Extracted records
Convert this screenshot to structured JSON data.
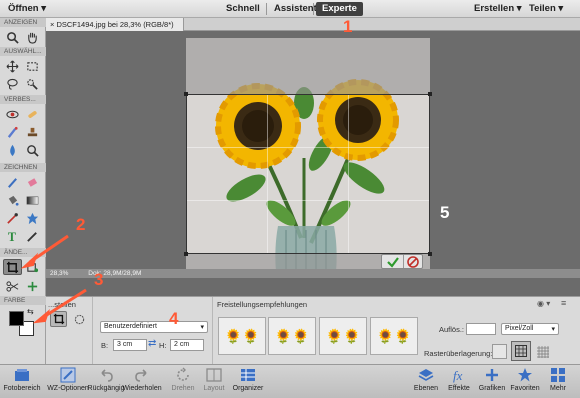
{
  "topbar": {
    "open_label": "Öffnen",
    "modes": [
      "Schnell",
      "Assistent",
      "Experte"
    ],
    "create_label": "Erstellen",
    "share_label": "Teilen"
  },
  "document": {
    "tab_title": "DSCF1494.jpg bei 28,3% (RGB/8*)",
    "zoom": "28,3%",
    "doc_size": "Dok: 28,9M/28,9M"
  },
  "tools_panel": {
    "sections": [
      "ANZEIGEN",
      "AUSWÄHL...",
      "VERBES...",
      "ZEICHNEN",
      "ÄNDE...",
      "FARBE"
    ]
  },
  "options": {
    "mode_label": "...stellen",
    "preset_select": "Benutzerdefiniert",
    "width_label": "B:",
    "width_value": "3 cm",
    "height_label": "H:",
    "height_value": "2 cm",
    "suggestions_title": "Freistellungsempfehlungen",
    "resolution_label": "Auflös.:",
    "resolution_value": "",
    "unit_select": "Pixel/Zoll",
    "grid_overlay_label": "Rasterüberlagerung:"
  },
  "bottombar": {
    "items": [
      {
        "label": "Fotobereich",
        "icon": "photo-bin-icon"
      },
      {
        "label": "WZ-Optionen",
        "icon": "tool-options-icon"
      },
      {
        "label": "Rückgängig",
        "icon": "undo-icon"
      },
      {
        "label": "Wiederholen",
        "icon": "redo-icon"
      },
      {
        "label": "Drehen",
        "icon": "rotate-icon"
      },
      {
        "label": "Layout",
        "icon": "layout-icon"
      },
      {
        "label": "Organizer",
        "icon": "organizer-icon"
      },
      {
        "label": "Ebenen",
        "icon": "layers-icon"
      },
      {
        "label": "Effekte",
        "icon": "effects-icon"
      },
      {
        "label": "Grafiken",
        "icon": "graphics-icon"
      },
      {
        "label": "Favoriten",
        "icon": "favorites-icon"
      },
      {
        "label": "Mehr",
        "icon": "more-icon"
      }
    ]
  },
  "annotations": [
    "1",
    "2",
    "3",
    "4",
    "5"
  ],
  "colors": {
    "accent_arrow": "#ff5a36",
    "active_mode_bg": "#404040"
  }
}
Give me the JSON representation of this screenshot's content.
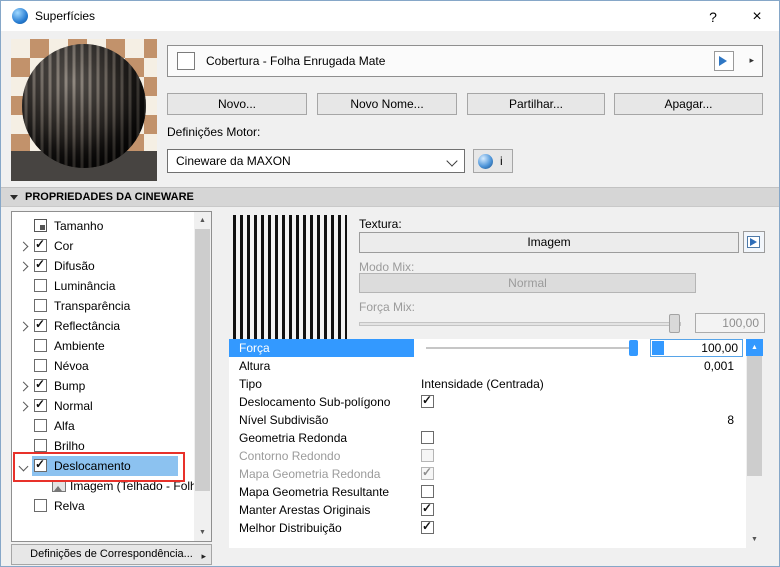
{
  "window": {
    "title": "Superfícies",
    "help": "?",
    "close": "×"
  },
  "colors": {
    "accent": "#3399ff",
    "annotation": "#e8312a"
  },
  "icons": {
    "check": "✓",
    "scroll_up": "▲",
    "scroll_down": "▼",
    "flyout": "▸"
  },
  "material": {
    "name": "Cobertura - Folha Enrugada Mate"
  },
  "actions": {
    "new": "Novo...",
    "rename": "Novo Nome...",
    "share": "Partilhar...",
    "delete": "Apagar..."
  },
  "engine": {
    "label": "Definições Motor:",
    "selected": "Cineware da MAXON",
    "info": "i"
  },
  "section": {
    "title": "PROPRIEDADES DA CINEWARE"
  },
  "tree": {
    "items": [
      {
        "label": "Tamanho"
      },
      {
        "label": "Cor",
        "checked": true
      },
      {
        "label": "Difusão",
        "checked": true
      },
      {
        "label": "Luminância",
        "checked": false
      },
      {
        "label": "Transparência",
        "checked": false
      },
      {
        "label": "Reflectância",
        "checked": true
      },
      {
        "label": "Ambiente",
        "checked": false
      },
      {
        "label": "Névoa",
        "checked": false
      },
      {
        "label": "Bump",
        "checked": true
      },
      {
        "label": "Normal",
        "checked": true
      },
      {
        "label": "Alfa",
        "checked": false
      },
      {
        "label": "Brilho",
        "checked": false
      },
      {
        "label": "Deslocamento",
        "checked": true,
        "selected": true
      },
      {
        "label": "Imagem (Telhado - Folha C"
      },
      {
        "label": "Relva",
        "checked": false
      }
    ]
  },
  "matching_button": "Definições de Correspondência...",
  "texture": {
    "label": "Textura:",
    "image_button": "Imagem",
    "mix_mode_label": "Modo Mix:",
    "mix_mode_value": "Normal",
    "mix_strength_label": "Força Mix:",
    "mix_strength_value": "100,00"
  },
  "properties": [
    {
      "label": "Força",
      "value": "100,00"
    },
    {
      "label": "Altura",
      "value": "0,001"
    },
    {
      "label": "Tipo",
      "value": "Intensidade (Centrada)"
    },
    {
      "label": "Deslocamento Sub-polígono",
      "checked": true
    },
    {
      "label": "Nível Subdivisão",
      "value": "8"
    },
    {
      "label": "Geometria Redonda",
      "checked": false
    },
    {
      "label": "Contorno Redondo",
      "checked": false,
      "disabled": true
    },
    {
      "label": "Mapa Geometria Redonda",
      "checked": true,
      "disabled": true
    },
    {
      "label": "Mapa Geometria Resultante",
      "checked": false
    },
    {
      "label": "Manter Arestas Originais",
      "checked": true
    },
    {
      "label": "Melhor Distribuição",
      "checked": true
    }
  ]
}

EXERCISE DIRECTIONS. Report all lines of the data above that include the string "Redonda".

EXERCISE ANSWER.
      "label": "Geometria Redonda",
      "label": "Mapa Geometria Redonda",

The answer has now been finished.